Data excerpts:
----------------------------------------

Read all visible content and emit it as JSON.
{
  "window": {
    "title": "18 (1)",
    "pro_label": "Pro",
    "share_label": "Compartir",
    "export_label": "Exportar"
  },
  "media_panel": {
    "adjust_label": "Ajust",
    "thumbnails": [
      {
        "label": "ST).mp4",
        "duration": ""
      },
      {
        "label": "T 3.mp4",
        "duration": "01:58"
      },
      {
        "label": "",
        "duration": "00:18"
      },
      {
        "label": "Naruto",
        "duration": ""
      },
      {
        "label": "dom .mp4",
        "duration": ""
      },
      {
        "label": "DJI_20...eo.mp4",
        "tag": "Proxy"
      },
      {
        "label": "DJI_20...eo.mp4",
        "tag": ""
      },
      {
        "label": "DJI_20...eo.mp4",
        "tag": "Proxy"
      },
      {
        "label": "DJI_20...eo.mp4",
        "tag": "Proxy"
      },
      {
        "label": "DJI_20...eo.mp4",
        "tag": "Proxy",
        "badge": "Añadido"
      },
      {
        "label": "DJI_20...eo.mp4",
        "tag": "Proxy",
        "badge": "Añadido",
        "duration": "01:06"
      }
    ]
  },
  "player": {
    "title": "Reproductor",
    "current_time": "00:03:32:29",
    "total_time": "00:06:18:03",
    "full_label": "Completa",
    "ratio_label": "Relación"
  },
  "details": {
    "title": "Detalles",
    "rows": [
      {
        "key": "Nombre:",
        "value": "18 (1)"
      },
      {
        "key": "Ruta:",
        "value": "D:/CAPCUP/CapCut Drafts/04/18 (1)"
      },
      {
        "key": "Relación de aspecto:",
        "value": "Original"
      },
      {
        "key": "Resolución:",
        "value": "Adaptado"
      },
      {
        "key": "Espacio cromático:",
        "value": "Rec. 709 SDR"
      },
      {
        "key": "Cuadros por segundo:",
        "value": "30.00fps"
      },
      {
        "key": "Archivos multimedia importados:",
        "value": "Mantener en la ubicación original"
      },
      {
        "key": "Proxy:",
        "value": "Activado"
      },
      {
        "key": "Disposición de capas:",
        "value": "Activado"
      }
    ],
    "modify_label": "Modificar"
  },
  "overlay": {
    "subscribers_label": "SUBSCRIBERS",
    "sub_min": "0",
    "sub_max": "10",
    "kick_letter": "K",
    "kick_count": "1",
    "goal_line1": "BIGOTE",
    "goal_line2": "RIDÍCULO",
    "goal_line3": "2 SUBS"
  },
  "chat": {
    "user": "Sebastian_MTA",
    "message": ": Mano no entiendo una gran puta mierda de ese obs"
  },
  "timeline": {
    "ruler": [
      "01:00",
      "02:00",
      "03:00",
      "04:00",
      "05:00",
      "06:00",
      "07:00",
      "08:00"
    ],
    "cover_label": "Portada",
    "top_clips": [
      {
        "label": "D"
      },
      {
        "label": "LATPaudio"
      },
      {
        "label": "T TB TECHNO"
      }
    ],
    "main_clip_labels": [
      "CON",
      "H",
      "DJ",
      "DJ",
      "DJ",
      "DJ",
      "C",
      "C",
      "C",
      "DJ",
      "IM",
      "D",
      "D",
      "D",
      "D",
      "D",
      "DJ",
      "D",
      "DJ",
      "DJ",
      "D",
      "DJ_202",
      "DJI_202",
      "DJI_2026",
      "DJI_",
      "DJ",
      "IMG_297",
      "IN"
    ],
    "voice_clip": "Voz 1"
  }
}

----------------------------------------

» What you need to do
Report only the number of lines that hold the string "Relación" in this listing.

» Reply to the exercise
2